INSTRUCTIONS FOR THE TASK |
Every line below must be reproduced exactly. Copy them all.

GIVEN ENTRIES |
>> Begin
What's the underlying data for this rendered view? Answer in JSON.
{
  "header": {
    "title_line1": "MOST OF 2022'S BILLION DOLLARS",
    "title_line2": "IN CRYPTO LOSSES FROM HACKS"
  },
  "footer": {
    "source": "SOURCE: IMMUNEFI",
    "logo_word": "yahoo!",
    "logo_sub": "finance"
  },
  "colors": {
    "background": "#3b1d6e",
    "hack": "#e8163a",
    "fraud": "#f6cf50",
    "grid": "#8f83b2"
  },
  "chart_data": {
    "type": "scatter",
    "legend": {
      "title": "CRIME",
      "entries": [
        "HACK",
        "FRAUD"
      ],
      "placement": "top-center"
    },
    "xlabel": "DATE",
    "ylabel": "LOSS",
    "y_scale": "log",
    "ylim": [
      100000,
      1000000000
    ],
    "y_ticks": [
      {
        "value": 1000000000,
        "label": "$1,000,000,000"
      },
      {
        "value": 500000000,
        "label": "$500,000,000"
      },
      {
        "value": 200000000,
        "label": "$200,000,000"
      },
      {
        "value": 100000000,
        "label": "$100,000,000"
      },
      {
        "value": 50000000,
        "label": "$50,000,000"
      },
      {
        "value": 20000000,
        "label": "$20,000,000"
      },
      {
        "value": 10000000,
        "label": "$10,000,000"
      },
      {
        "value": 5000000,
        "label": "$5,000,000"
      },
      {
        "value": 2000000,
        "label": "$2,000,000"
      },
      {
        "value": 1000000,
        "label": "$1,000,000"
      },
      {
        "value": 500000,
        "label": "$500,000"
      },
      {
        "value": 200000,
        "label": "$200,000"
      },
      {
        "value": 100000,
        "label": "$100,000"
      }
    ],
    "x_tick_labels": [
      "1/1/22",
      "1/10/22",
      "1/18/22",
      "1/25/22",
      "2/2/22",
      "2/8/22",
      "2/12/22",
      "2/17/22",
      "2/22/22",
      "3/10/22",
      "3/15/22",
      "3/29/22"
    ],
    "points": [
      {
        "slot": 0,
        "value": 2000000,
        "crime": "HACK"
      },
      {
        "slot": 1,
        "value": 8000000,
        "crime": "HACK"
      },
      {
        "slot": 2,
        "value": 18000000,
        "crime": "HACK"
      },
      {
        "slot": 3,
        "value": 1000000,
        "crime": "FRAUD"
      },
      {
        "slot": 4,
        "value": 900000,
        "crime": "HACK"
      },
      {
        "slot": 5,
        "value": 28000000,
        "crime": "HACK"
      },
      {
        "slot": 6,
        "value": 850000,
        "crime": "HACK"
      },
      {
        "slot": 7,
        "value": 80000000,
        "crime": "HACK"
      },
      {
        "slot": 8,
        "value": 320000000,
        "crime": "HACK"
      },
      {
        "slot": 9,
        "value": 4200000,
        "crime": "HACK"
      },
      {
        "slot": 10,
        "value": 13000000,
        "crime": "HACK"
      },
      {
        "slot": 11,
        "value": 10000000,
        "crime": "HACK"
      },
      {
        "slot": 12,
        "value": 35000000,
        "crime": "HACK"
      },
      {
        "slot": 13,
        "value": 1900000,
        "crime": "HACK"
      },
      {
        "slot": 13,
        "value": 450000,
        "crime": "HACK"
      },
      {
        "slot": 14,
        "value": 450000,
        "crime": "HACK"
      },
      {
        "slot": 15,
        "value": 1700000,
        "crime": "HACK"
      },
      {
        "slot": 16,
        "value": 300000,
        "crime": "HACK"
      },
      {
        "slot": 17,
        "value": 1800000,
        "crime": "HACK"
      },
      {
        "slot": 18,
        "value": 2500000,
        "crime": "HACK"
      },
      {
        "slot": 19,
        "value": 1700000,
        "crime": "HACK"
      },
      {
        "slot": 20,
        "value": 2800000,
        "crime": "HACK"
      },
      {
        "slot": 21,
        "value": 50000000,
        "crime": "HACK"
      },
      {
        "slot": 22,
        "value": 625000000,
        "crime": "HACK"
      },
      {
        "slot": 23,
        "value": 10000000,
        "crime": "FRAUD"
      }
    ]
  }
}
>> End
RESULT OF THIS EXERCISE |
What's the underlying data for this rendered view? Answer in JSON.
{
  "header": {
    "title_line1": "MOST OF 2022'S BILLION DOLLARS",
    "title_line2": "IN CRYPTO LOSSES FROM HACKS"
  },
  "footer": {
    "source": "SOURCE: IMMUNEFI",
    "logo_word": "yahoo!",
    "logo_sub": "finance"
  },
  "colors": {
    "background": "#3b1d6e",
    "hack": "#e8163a",
    "fraud": "#f6cf50",
    "grid": "#8f83b2"
  },
  "chart_data": {
    "type": "scatter",
    "legend": {
      "title": "CRIME",
      "entries": [
        "HACK",
        "FRAUD"
      ],
      "placement": "top-center"
    },
    "xlabel": "DATE",
    "ylabel": "LOSS",
    "y_scale": "log",
    "ylim": [
      100000,
      1000000000
    ],
    "y_ticks": [
      {
        "value": 1000000000,
        "label": "$1,000,000,000"
      },
      {
        "value": 500000000,
        "label": "$500,000,000"
      },
      {
        "value": 200000000,
        "label": "$200,000,000"
      },
      {
        "value": 100000000,
        "label": "$100,000,000"
      },
      {
        "value": 50000000,
        "label": "$50,000,000"
      },
      {
        "value": 20000000,
        "label": "$20,000,000"
      },
      {
        "value": 10000000,
        "label": "$10,000,000"
      },
      {
        "value": 5000000,
        "label": "$5,000,000"
      },
      {
        "value": 2000000,
        "label": "$2,000,000"
      },
      {
        "value": 1000000,
        "label": "$1,000,000"
      },
      {
        "value": 500000,
        "label": "$500,000"
      },
      {
        "value": 200000,
        "label": "$200,000"
      },
      {
        "value": 100000,
        "label": "$100,000"
      }
    ],
    "x_tick_labels": [
      "1/1/22",
      "1/10/22",
      "1/18/22",
      "1/25/22",
      "2/2/22",
      "2/8/22",
      "2/12/22",
      "2/17/22",
      "2/22/22",
      "3/10/22",
      "3/15/22",
      "3/29/22"
    ],
    "points": [
      {
        "slot": 0,
        "value": 2000000,
        "crime": "HACK"
      },
      {
        "slot": 1,
        "value": 8000000,
        "crime": "HACK"
      },
      {
        "slot": 2,
        "value": 18000000,
        "crime": "HACK"
      },
      {
        "slot": 3,
        "value": 1000000,
        "crime": "FRAUD"
      },
      {
        "slot": 4,
        "value": 900000,
        "crime": "HACK"
      },
      {
        "slot": 5,
        "value": 28000000,
        "crime": "HACK"
      },
      {
        "slot": 6,
        "value": 850000,
        "crime": "HACK"
      },
      {
        "slot": 7,
        "value": 80000000,
        "crime": "HACK"
      },
      {
        "slot": 8,
        "value": 320000000,
        "crime": "HACK"
      },
      {
        "slot": 9,
        "value": 4200000,
        "crime": "HACK"
      },
      {
        "slot": 10,
        "value": 13000000,
        "crime": "HACK"
      },
      {
        "slot": 11,
        "value": 10000000,
        "crime": "HACK"
      },
      {
        "slot": 12,
        "value": 35000000,
        "crime": "HACK"
      },
      {
        "slot": 13,
        "value": 1900000,
        "crime": "HACK"
      },
      {
        "slot": 13,
        "value": 450000,
        "crime": "HACK"
      },
      {
        "slot": 14,
        "value": 450000,
        "crime": "HACK"
      },
      {
        "slot": 15,
        "value": 1700000,
        "crime": "HACK"
      },
      {
        "slot": 16,
        "value": 300000,
        "crime": "HACK"
      },
      {
        "slot": 17,
        "value": 1800000,
        "crime": "HACK"
      },
      {
        "slot": 18,
        "value": 2500000,
        "crime": "HACK"
      },
      {
        "slot": 19,
        "value": 1700000,
        "crime": "HACK"
      },
      {
        "slot": 20,
        "value": 2800000,
        "crime": "HACK"
      },
      {
        "slot": 21,
        "value": 50000000,
        "crime": "HACK"
      },
      {
        "slot": 22,
        "value": 625000000,
        "crime": "HACK"
      },
      {
        "slot": 23,
        "value": 10000000,
        "crime": "FRAUD"
      }
    ]
  }
}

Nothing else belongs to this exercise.